═════ GIVEN DATA ═════

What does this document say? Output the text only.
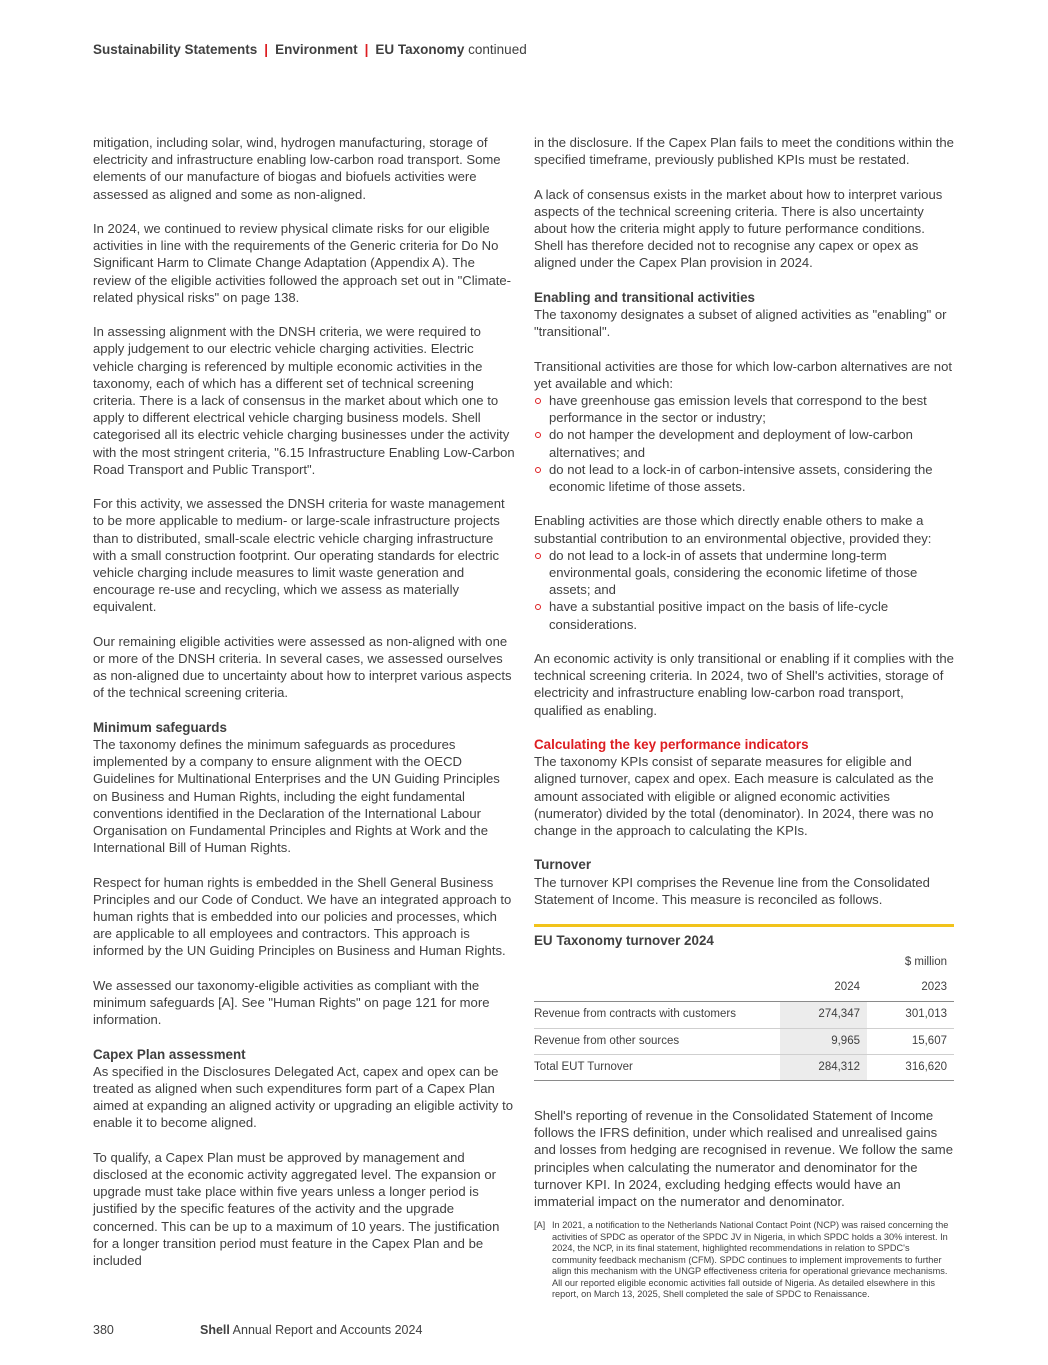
Sustainability Statements | Environment | EU Taxonomy continued

mitigation, including solar, wind, hydrogen manufacturing, storage of electricity and infrastructure enabling low-carbon road transport. Some elements of our manufacture of biogas and biofuels activities were assessed as aligned and some as non-aligned.

In 2024, we continued to review physical climate risks for our eligible activities in line with the requirements of the Generic criteria for Do No Significant Harm to Climate Change Adaptation (Appendix A). The review of the eligible activities followed the approach set out in "Climate-related physical risks" on page 138.

In assessing alignment with the DNSH criteria, we were required to apply judgement to our electric vehicle charging activities. Electric vehicle charging is referenced by multiple economic activities in the taxonomy, each of which has a different set of technical screening criteria. There is a lack of consensus in the market about which one to apply to different electrical vehicle charging business models. Shell categorised all its electric vehicle charging businesses under the activity with the most stringent criteria, "6.15 Infrastructure Enabling Low-Carbon Road Transport and Public Transport".

For this activity, we assessed the DNSH criteria for waste management to be more applicable to medium- or large-scale infrastructure projects than to distributed, small-scale electric vehicle charging infrastructure with a small construction footprint. Our operating standards for electric vehicle charging include measures to limit waste generation and encourage re-use and recycling, which we assess as materially equivalent.

Our remaining eligible activities were assessed as non-aligned with one or more of the DNSH criteria. In several cases, we assessed ourselves as non-aligned due to uncertainty about how to interpret various aspects of the technical screening criteria.

Minimum safeguards

The taxonomy defines the minimum safeguards as procedures implemented by a company to ensure alignment with the OECD Guidelines for Multinational Enterprises and the UN Guiding Principles on Business and Human Rights, including the eight fundamental conventions identified in the Declaration of the International Labour Organisation on Fundamental Principles and Rights at Work and the International Bill of Human Rights.

Respect for human rights is embedded in the Shell General Business Principles and our Code of Conduct. We have an integrated approach to human rights that is embedded into our policies and processes, which are applicable to all employees and contractors. This approach is informed by the UN Guiding Principles on Business and Human Rights.

We assessed our taxonomy-eligible activities as compliant with the minimum safeguards [A]. See "Human Rights" on page 121 for more information.

Capex Plan assessment

As specified in the Disclosures Delegated Act, capex and opex can be treated as aligned when such expenditures form part of a Capex Plan aimed at expanding an aligned activity or upgrading an eligible activity to enable it to become aligned.

To qualify, a Capex Plan must be approved by management and disclosed at the economic activity aggregated level. The expansion or upgrade must take place within five years unless a longer period is justified by the specific features of the activity and the upgrade concerned. This can be up to a maximum of 10 years. The justification for a longer transition period must feature in the Capex Plan and be included

in the disclosure. If the Capex Plan fails to meet the conditions within the specified timeframe, previously published KPIs must be restated.

A lack of consensus exists in the market about how to interpret various aspects of the technical screening criteria. There is also uncertainty about how the criteria might apply to future performance conditions. Shell has therefore decided not to recognise any capex or opex as aligned under the Capex Plan provision in 2024.

Enabling and transitional activities

The taxonomy designates a subset of aligned activities as "enabling" or "transitional".

Transitional activities are those for which low-carbon alternatives are not yet available and which:

have greenhouse gas emission levels that correspond to the best performance in the sector or industry;
do not hamper the development and deployment of low-carbon alternatives; and
do not lead to a lock-in of carbon-intensive assets, considering the economic lifetime of those assets.

Enabling activities are those which directly enable others to make a substantial contribution to an environmental objective, provided they:

do not lead to a lock-in of assets that undermine long-term environmental goals, considering the economic lifetime of those assets; and
have a substantial positive impact on the basis of life-cycle considerations.

An economic activity is only transitional or enabling if it complies with the technical screening criteria. In 2024, two of Shell's activities, storage of electricity and infrastructure enabling low-carbon road transport, qualified as enabling.

Calculating the key performance indicators

The taxonomy KPIs consist of separate measures for eligible and aligned turnover, capex and opex. Each measure is calculated as the amount associated with eligible or aligned economic activities (numerator) divided by the total (denominator). In 2024, there was no change in the approach to calculating the KPIs.

Turnover

The turnover KPI comprises the Revenue line from the Consolidated Statement of Income. This measure is reconciled as follows.

EU Taxonomy turnover 2024
		$ million
	2024	2023
Revenue from contracts with customers	274,347	301,013
Revenue from other sources	9,965	15,607
Total EUT Turnover	284,312	316,620

Shell's reporting of revenue in the Consolidated Statement of Income follows the IFRS definition, under which realised and unrealised gains and losses from hedging are recognised in revenue. We follow the same principles when calculating the numerator and denominator for the turnover KPI. In 2024, excluding hedging effects would have an immaterial impact on the numerator and denominator.

[A] In 2021, a notification to the Netherlands National Contact Point (NCP) was raised concerning the activities of SPDC as operator of the SPDC JV in Nigeria, in which SPDC holds a 30% interest. In 2024, the NCP, in its final statement, highlighted recommendations in relation to SPDC's community feedback mechanism (CFM). SPDC continues to implement improvements to further align this mechanism with the UNGP effectiveness criteria for operational grievance mechanisms. All our reported eligible economic activities fall outside of Nigeria. As detailed elsewhere in this report, on March 13, 2025, Shell completed the sale of SPDC to Renaissance.
380	Shell Annual Report and Accounts 2024
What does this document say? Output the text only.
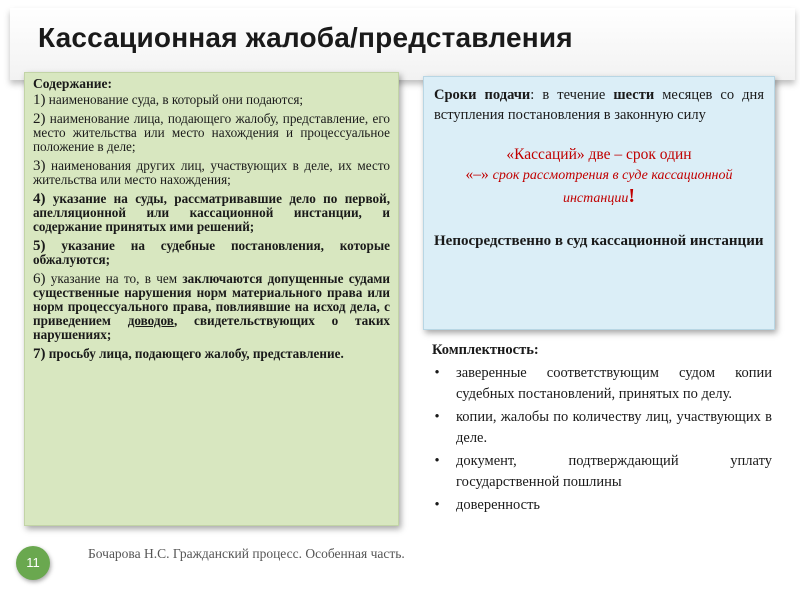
Кассационная жалоба/представления
Содержание:
1) наименование суда, в который они подаются;
2) наименование лица, подающего жалобу, представление, его место жительства или место нахождения и процессуальное положение в деле;
3) наименования других лиц, участвующих в деле, их место жительства или место нахождения;
4) указание на суды, рассматривавшие дело по первой, апелляционной или кассационной инстанции, и содержание принятых ими решений;
5) указание на судебные постановления, которые обжалуются;
6) указание на то, в чем заключаются допущенные судами существенные нарушения норм материального права или норм процессуального права, повлиявшие на исход дела, с приведением доводов, свидетельствующих о таких нарушениях;
7) просьбу лица, подающего жалобу, представление.

Сроки подачи: в течение шести месяцев со дня вступления постановления в законную силу

«Кассаций» две – срок один
«–» срок рассмотрения в суде кассационной инстанции!
Непосредственно в суд кассационной инстанции
Комплектность:
• заверенные соответствующим судом копии судебных постановлений, принятых по делу.
• копии, жалобы по количеству лиц, участвующих в деле.
• документ, подтверждающий уплату государственной пошлины
• доверенность
11
Бочарова Н.С. Гражданский процесс. Особенная часть.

═════

DESCRIPTION OF THE TASK — Write out the whole listing exactly, and drop the pictures.

RESULT —
What does this document say? Output the text only.
Sustainability Statements | Environment | EU Taxonomy continued

mitigation, including solar, wind, hydrogen manufacturing, storage of electricity and infrastructure enabling low-carbon road transport. Some elements of our manufacture of biogas and biofuels activities were assessed as aligned and some as non-aligned.

In 2024, we continued to review physical climate risks for our eligible activities in line with the requirements of the Generic criteria for Do No Significant Harm to Climate Change Adaptation (Appendix A). The review of the eligible activities followed the approach set out in "Climate-related physical risks" on page 138.

In assessing alignment with the DNSH criteria, we were required to apply judgement to our electric vehicle charging activities. Electric vehicle charging is referenced by multiple economic activities in the taxonomy, each of which has a different set of technical screening criteria. There is a lack of consensus in the market about which one to apply to different electrical vehicle charging business models. Shell categorised all its electric vehicle charging businesses under the activity with the most stringent criteria, "6.15 Infrastructure Enabling Low-Carbon Road Transport and Public Transport".

For this activity, we assessed the DNSH criteria for waste management to be more applicable to medium- or large-scale infrastructure projects than to distributed, small-scale electric vehicle charging infrastructure with a small construction footprint. Our operating standards for electric vehicle charging include measures to limit waste generation and encourage re-use and recycling, which we assess as materially equivalent.

Our remaining eligible activities were assessed as non-aligned with one or more of the DNSH criteria. In several cases, we assessed ourselves as non-aligned due to uncertainty about how to interpret various aspects of the technical screening criteria.

Minimum safeguards

The taxonomy defines the minimum safeguards as procedures implemented by a company to ensure alignment with the OECD Guidelines for Multinational Enterprises and the UN Guiding Principles on Business and Human Rights, including the eight fundamental conventions identified in the Declaration of the International Labour Organisation on Fundamental Principles and Rights at Work and the International Bill of Human Rights.

Respect for human rights is embedded in the Shell General Business Principles and our Code of Conduct. We have an integrated approach to human rights that is embedded into our policies and processes, which are applicable to all employees and contractors. This approach is informed by the UN Guiding Principles on Business and Human Rights.

We assessed our taxonomy-eligible activities as compliant with the minimum safeguards [A]. See "Human Rights" on page 121 for more information.

Capex Plan assessment

As specified in the Disclosures Delegated Act, capex and opex can be treated as aligned when such expenditures form part of a Capex Plan aimed at expanding an aligned activity or upgrading an eligible activity to enable it to become aligned.

To qualify, a Capex Plan must be approved by management and disclosed at the economic activity aggregated level. The expansion or upgrade must take place within five years unless a longer period is justified by the specific features of the activity and the upgrade concerned. This can be up to a maximum of 10 years. The justification for a longer transition period must feature in the Capex Plan and be included

in the disclosure. If the Capex Plan fails to meet the conditions within the specified timeframe, previously published KPIs must be restated.

A lack of consensus exists in the market about how to interpret various aspects of the technical screening criteria. There is also uncertainty about how the criteria might apply to future performance conditions. Shell has therefore decided not to recognise any capex or opex as aligned under the Capex Plan provision in 2024.

Enabling and transitional activities

The taxonomy designates a subset of aligned activities as "enabling" or "transitional".

Transitional activities are those for which low-carbon alternatives are not yet available and which:

have greenhouse gas emission levels that correspond to the best performance in the sector or industry;
do not hamper the development and deployment of low-carbon alternatives; and
do not lead to a lock-in of carbon-intensive assets, considering the economic lifetime of those assets.

Enabling activities are those which directly enable others to make a substantial contribution to an environmental objective, provided they:

do not lead to a lock-in of assets that undermine long-term environmental goals, considering the economic lifetime of those assets; and
have a substantial positive impact on the basis of life-cycle considerations.

An economic activity is only transitional or enabling if it complies with the technical screening criteria. In 2024, two of Shell's activities, storage of electricity and infrastructure enabling low-carbon road transport, qualified as enabling.

Calculating the key performance indicators

The taxonomy KPIs consist of separate measures for eligible and aligned turnover, capex and opex. Each measure is calculated as the amount associated with eligible or aligned economic activities (numerator) divided by the total (denominator). In 2024, there was no change in the approach to calculating the KPIs.

Turnover

The turnover KPI comprises the Revenue line from the Consolidated Statement of Income. This measure is reconciled as follows.

EU Taxonomy turnover 2024
		$ million
	2024	2023
Revenue from contracts with customers	274,347	301,013
Revenue from other sources	9,965	15,607
Total EUT Turnover	284,312	316,620

Shell's reporting of revenue in the Consolidated Statement of Income follows the IFRS definition, under which realised and unrealised gains and losses from hedging are recognised in revenue. We follow the same principles when calculating the numerator and denominator for the turnover KPI. In 2024, excluding hedging effects would have an immaterial impact on the numerator and denominator.

[A] In 2021, a notification to the Netherlands National Contact Point (NCP) was raised concerning the activities of SPDC as operator of the SPDC JV in Nigeria, in which SPDC holds a 30% interest. In 2024, the NCP, in its final statement, highlighted recommendations in relation to SPDC's community feedback mechanism (CFM). SPDC continues to implement improvements to further align this mechanism with the UNGP effectiveness criteria for operational grievance mechanisms. All our reported eligible economic activities fall outside of Nigeria. As detailed elsewhere in this report, on March 13, 2025, Shell completed the sale of SPDC to Renaissance.
380	Shell Annual Report and Accounts 2024
What does this document say? Output the text only.
Кассационная жалоба/представления
Содержание:
1) наименование суда, в который они подаются;
2) наименование лица, подающего жалобу, представление, его место жительства или место нахождения и процессуальное положение в деле;
3) наименования других лиц, участвующих в деле, их место жительства или место нахождения;
4) указание на суды, рассматривавшие дело по первой, апелляционной или кассационной инстанции, и содержание принятых ими решений;
5) указание на судебные постановления, которые обжалуются;
6) указание на то, в чем заключаются допущенные судами существенные нарушения норм материального права или норм процессуального права, повлиявшие на исход дела, с приведением доводов, свидетельствующих о таких нарушениях;
7) просьбу лица, подающего жалобу, представление.

Сроки подачи: в течение шести месяцев со дня вступления постановления в законную силу

«Кассаций» две – срок один
«–» срок рассмотрения в суде кассационной инстанции!
Непосредственно в суд кассационной инстанции
Комплектность:
• заверенные соответствующим судом копии судебных постановлений, принятых по делу.
• копии, жалобы по количеству лиц, участвующих в деле.
• документ, подтверждающий уплату государственной пошлины
• доверенность
11
Бочарова Н.С. Гражданский процесс. Особенная часть.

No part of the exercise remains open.